*DIRECTIONS FOR THIS TASK*:
Restate, word for word, every line of the data.

- - - -

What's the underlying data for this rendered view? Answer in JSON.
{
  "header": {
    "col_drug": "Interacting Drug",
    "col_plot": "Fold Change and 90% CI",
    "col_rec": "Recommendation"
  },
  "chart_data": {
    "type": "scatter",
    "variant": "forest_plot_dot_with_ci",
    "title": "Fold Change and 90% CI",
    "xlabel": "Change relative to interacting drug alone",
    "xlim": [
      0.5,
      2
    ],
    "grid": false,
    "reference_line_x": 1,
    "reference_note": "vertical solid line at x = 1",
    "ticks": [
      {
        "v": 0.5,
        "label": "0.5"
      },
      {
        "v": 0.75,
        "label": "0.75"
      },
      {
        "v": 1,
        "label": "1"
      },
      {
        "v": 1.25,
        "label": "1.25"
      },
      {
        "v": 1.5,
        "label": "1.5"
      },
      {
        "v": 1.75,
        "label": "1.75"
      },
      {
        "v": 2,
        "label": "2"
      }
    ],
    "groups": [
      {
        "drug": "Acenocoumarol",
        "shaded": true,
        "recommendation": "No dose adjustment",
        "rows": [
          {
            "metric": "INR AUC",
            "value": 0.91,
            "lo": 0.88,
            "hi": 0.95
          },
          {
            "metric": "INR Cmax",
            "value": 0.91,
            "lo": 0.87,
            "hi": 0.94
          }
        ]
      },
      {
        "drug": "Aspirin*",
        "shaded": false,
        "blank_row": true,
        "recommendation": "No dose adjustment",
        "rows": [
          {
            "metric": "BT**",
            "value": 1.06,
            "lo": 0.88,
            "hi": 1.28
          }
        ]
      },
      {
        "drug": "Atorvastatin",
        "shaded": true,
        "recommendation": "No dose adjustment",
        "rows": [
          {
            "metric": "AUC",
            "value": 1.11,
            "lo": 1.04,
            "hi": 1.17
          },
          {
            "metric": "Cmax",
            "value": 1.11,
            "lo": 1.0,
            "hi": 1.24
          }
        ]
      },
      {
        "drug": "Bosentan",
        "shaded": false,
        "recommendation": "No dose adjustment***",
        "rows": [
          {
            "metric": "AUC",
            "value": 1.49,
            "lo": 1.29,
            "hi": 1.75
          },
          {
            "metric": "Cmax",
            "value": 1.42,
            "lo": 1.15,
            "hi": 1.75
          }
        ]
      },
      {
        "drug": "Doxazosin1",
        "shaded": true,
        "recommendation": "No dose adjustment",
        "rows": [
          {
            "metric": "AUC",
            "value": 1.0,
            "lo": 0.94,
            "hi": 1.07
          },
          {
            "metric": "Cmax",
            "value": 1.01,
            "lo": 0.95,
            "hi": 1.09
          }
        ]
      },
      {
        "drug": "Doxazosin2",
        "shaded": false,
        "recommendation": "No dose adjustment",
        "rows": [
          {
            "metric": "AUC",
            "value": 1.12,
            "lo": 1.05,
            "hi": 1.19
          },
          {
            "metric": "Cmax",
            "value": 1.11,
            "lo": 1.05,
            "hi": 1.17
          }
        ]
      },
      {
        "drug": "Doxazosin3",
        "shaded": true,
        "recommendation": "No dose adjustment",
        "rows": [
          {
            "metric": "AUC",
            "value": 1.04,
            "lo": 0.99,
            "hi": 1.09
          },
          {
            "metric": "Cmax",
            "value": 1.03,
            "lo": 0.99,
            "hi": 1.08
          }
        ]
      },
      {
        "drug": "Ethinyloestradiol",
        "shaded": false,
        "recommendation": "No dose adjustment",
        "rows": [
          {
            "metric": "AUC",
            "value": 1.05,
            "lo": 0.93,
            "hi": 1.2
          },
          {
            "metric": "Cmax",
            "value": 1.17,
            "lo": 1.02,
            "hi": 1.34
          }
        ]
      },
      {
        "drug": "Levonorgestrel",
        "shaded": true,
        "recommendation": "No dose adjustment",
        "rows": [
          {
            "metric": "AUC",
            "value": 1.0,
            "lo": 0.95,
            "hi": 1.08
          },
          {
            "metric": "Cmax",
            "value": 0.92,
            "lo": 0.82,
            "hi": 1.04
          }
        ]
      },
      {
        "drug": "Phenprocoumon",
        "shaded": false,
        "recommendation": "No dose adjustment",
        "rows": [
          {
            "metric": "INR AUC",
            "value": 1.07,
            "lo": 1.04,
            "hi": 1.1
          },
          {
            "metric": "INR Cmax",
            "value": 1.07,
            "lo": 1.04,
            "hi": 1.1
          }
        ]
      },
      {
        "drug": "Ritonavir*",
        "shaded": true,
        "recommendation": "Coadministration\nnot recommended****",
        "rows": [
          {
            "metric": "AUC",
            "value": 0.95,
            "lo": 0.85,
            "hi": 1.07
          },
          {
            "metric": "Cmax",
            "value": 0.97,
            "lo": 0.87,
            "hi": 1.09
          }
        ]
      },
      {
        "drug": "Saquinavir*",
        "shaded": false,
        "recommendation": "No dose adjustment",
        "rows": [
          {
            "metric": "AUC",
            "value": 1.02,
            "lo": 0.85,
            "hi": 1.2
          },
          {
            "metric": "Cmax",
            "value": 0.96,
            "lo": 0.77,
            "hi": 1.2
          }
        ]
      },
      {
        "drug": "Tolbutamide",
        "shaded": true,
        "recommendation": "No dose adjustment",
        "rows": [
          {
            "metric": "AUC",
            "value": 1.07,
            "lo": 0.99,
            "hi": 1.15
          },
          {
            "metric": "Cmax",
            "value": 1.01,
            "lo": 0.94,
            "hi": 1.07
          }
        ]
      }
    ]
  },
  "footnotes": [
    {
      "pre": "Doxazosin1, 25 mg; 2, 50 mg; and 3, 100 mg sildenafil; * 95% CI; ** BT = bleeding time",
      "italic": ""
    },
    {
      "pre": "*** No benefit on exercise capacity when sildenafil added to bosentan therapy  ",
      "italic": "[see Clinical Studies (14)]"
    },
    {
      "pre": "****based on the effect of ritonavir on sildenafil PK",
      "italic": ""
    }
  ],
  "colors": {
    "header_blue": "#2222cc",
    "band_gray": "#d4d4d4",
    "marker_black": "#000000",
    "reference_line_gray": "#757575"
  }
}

- - - -

*FULL RESPONSE*:
What's the underlying data for this rendered view? Answer in JSON.
{
  "header": {
    "col_drug": "Interacting Drug",
    "col_plot": "Fold Change and 90% CI",
    "col_rec": "Recommendation"
  },
  "chart_data": {
    "type": "scatter",
    "variant": "forest_plot_dot_with_ci",
    "title": "Fold Change and 90% CI",
    "xlabel": "Change relative to interacting drug alone",
    "xlim": [
      0.5,
      2
    ],
    "grid": false,
    "reference_line_x": 1,
    "reference_note": "vertical solid line at x = 1",
    "ticks": [
      {
        "v": 0.5,
        "label": "0.5"
      },
      {
        "v": 0.75,
        "label": "0.75"
      },
      {
        "v": 1,
        "label": "1"
      },
      {
        "v": 1.25,
        "label": "1.25"
      },
      {
        "v": 1.5,
        "label": "1.5"
      },
      {
        "v": 1.75,
        "label": "1.75"
      },
      {
        "v": 2,
        "label": "2"
      }
    ],
    "groups": [
      {
        "drug": "Acenocoumarol",
        "shaded": true,
        "recommendation": "No dose adjustment",
        "rows": [
          {
            "metric": "INR AUC",
            "value": 0.91,
            "lo": 0.88,
            "hi": 0.95
          },
          {
            "metric": "INR Cmax",
            "value": 0.91,
            "lo": 0.87,
            "hi": 0.94
          }
        ]
      },
      {
        "drug": "Aspirin*",
        "shaded": false,
        "blank_row": true,
        "recommendation": "No dose adjustment",
        "rows": [
          {
            "metric": "BT**",
            "value": 1.06,
            "lo": 0.88,
            "hi": 1.28
          }
        ]
      },
      {
        "drug": "Atorvastatin",
        "shaded": true,
        "recommendation": "No dose adjustment",
        "rows": [
          {
            "metric": "AUC",
            "value": 1.11,
            "lo": 1.04,
            "hi": 1.17
          },
          {
            "metric": "Cmax",
            "value": 1.11,
            "lo": 1.0,
            "hi": 1.24
          }
        ]
      },
      {
        "drug": "Bosentan",
        "shaded": false,
        "recommendation": "No dose adjustment***",
        "rows": [
          {
            "metric": "AUC",
            "value": 1.49,
            "lo": 1.29,
            "hi": 1.75
          },
          {
            "metric": "Cmax",
            "value": 1.42,
            "lo": 1.15,
            "hi": 1.75
          }
        ]
      },
      {
        "drug": "Doxazosin1",
        "shaded": true,
        "recommendation": "No dose adjustment",
        "rows": [
          {
            "metric": "AUC",
            "value": 1.0,
            "lo": 0.94,
            "hi": 1.07
          },
          {
            "metric": "Cmax",
            "value": 1.01,
            "lo": 0.95,
            "hi": 1.09
          }
        ]
      },
      {
        "drug": "Doxazosin2",
        "shaded": false,
        "recommendation": "No dose adjustment",
        "rows": [
          {
            "metric": "AUC",
            "value": 1.12,
            "lo": 1.05,
            "hi": 1.19
          },
          {
            "metric": "Cmax",
            "value": 1.11,
            "lo": 1.05,
            "hi": 1.17
          }
        ]
      },
      {
        "drug": "Doxazosin3",
        "shaded": true,
        "recommendation": "No dose adjustment",
        "rows": [
          {
            "metric": "AUC",
            "value": 1.04,
            "lo": 0.99,
            "hi": 1.09
          },
          {
            "metric": "Cmax",
            "value": 1.03,
            "lo": 0.99,
            "hi": 1.08
          }
        ]
      },
      {
        "drug": "Ethinyloestradiol",
        "shaded": false,
        "recommendation": "No dose adjustment",
        "rows": [
          {
            "metric": "AUC",
            "value": 1.05,
            "lo": 0.93,
            "hi": 1.2
          },
          {
            "metric": "Cmax",
            "value": 1.17,
            "lo": 1.02,
            "hi": 1.34
          }
        ]
      },
      {
        "drug": "Levonorgestrel",
        "shaded": true,
        "recommendation": "No dose adjustment",
        "rows": [
          {
            "metric": "AUC",
            "value": 1.0,
            "lo": 0.95,
            "hi": 1.08
          },
          {
            "metric": "Cmax",
            "value": 0.92,
            "lo": 0.82,
            "hi": 1.04
          }
        ]
      },
      {
        "drug": "Phenprocoumon",
        "shaded": false,
        "recommendation": "No dose adjustment",
        "rows": [
          {
            "metric": "INR AUC",
            "value": 1.07,
            "lo": 1.04,
            "hi": 1.1
          },
          {
            "metric": "INR Cmax",
            "value": 1.07,
            "lo": 1.04,
            "hi": 1.1
          }
        ]
      },
      {
        "drug": "Ritonavir*",
        "shaded": true,
        "recommendation": "Coadministration\nnot recommended****",
        "rows": [
          {
            "metric": "AUC",
            "value": 0.95,
            "lo": 0.85,
            "hi": 1.07
          },
          {
            "metric": "Cmax",
            "value": 0.97,
            "lo": 0.87,
            "hi": 1.09
          }
        ]
      },
      {
        "drug": "Saquinavir*",
        "shaded": false,
        "recommendation": "No dose adjustment",
        "rows": [
          {
            "metric": "AUC",
            "value": 1.02,
            "lo": 0.85,
            "hi": 1.2
          },
          {
            "metric": "Cmax",
            "value": 0.96,
            "lo": 0.77,
            "hi": 1.2
          }
        ]
      },
      {
        "drug": "Tolbutamide",
        "shaded": true,
        "recommendation": "No dose adjustment",
        "rows": [
          {
            "metric": "AUC",
            "value": 1.07,
            "lo": 0.99,
            "hi": 1.15
          },
          {
            "metric": "Cmax",
            "value": 1.01,
            "lo": 0.94,
            "hi": 1.07
          }
        ]
      }
    ]
  },
  "footnotes": [
    {
      "pre": "Doxazosin1, 25 mg; 2, 50 mg; and 3, 100 mg sildenafil; * 95% CI; ** BT = bleeding time",
      "italic": ""
    },
    {
      "pre": "*** No benefit on exercise capacity when sildenafil added to bosentan therapy  ",
      "italic": "[see Clinical Studies (14)]"
    },
    {
      "pre": "****based on the effect of ritonavir on sildenafil PK",
      "italic": ""
    }
  ],
  "colors": {
    "header_blue": "#2222cc",
    "band_gray": "#d4d4d4",
    "marker_black": "#000000",
    "reference_line_gray": "#757575"
  }
}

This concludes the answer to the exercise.